**Task instructions:** Would you quote the material below in full and unchanged?

**Data to use:**
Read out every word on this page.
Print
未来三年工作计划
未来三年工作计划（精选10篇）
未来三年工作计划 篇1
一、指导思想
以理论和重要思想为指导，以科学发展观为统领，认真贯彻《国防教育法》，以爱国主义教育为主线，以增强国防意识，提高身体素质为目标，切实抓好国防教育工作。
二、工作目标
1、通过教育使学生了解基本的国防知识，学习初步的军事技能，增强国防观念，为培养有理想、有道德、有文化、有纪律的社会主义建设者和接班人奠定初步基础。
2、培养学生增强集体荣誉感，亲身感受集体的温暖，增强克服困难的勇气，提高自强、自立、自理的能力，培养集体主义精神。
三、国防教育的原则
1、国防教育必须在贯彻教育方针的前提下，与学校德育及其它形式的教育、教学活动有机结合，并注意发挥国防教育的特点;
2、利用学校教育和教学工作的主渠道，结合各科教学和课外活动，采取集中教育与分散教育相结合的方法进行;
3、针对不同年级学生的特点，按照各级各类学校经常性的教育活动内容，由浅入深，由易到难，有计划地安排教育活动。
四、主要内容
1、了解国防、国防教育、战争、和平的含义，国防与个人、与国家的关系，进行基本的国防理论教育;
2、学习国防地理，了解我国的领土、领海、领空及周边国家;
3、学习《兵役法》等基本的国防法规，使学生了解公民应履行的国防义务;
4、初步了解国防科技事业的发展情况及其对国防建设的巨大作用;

**Correct answer:**
Read out every word on this page.
Print
未来三年工作计划
未来三年工作计划（精选10篇）
未来三年工作计划 篇1
一、指导思想
以理论和重要思想为指导，以科学发展观为统领，认真贯彻《国防教育法》，以爱国主义教育为主线，以增强国防意识，提高身体素质为目标，切实抓好国防教育工作。
二、工作目标
1、通过教育使学生了解基本的国防知识，学习初步的军事技能，增强国防观念，为培养有理想、有道德、有文化、有纪律的社会主义建设者和接班人奠定初步基础。
2、培养学生增强集体荣誉感，亲身感受集体的温暖，增强克服困难的勇气，提高自强、自立、自理的能力，培养集体主义精神。
三、国防教育的原则
1、国防教育必须在贯彻教育方针的前提下，与学校德育及其它形式的教育、教学活动有机结合，并注意发挥国防教育的特点;
2、利用学校教育和教学工作的主渠道，结合各科教学和课外活动，采取集中教育与分散教育相结合的方法进行;
3、针对不同年级学生的特点，按照各级各类学校经常性的教育活动内容，由浅入深，由易到难，有计划地安排教育活动。
四、主要内容
1、了解国防、国防教育、战争、和平的含义，国防与个人、与国家的关系，进行基本的国防理论教育;
2、学习国防地理，了解我国的领土、领海、领空及周边国家;
3、学习《兵役法》等基本的国防法规，使学生了解公民应履行的国防义务;
4、初步了解国防科技事业的发展情况及其对国防建设的巨大作用;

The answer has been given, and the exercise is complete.